## Job
Copy each of the items below word for word, without the pictures.

## Material
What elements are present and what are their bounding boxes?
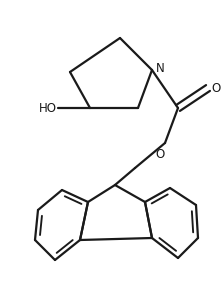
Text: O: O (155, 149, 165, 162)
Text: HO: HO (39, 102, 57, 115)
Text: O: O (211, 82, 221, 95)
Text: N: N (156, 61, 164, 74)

## Answer in full
What elements are present and what are their bounding boxes?
Text: O: O (155, 149, 165, 162)
Text: HO: HO (39, 102, 57, 115)
Text: O: O (211, 82, 221, 95)
Text: N: N (156, 61, 164, 74)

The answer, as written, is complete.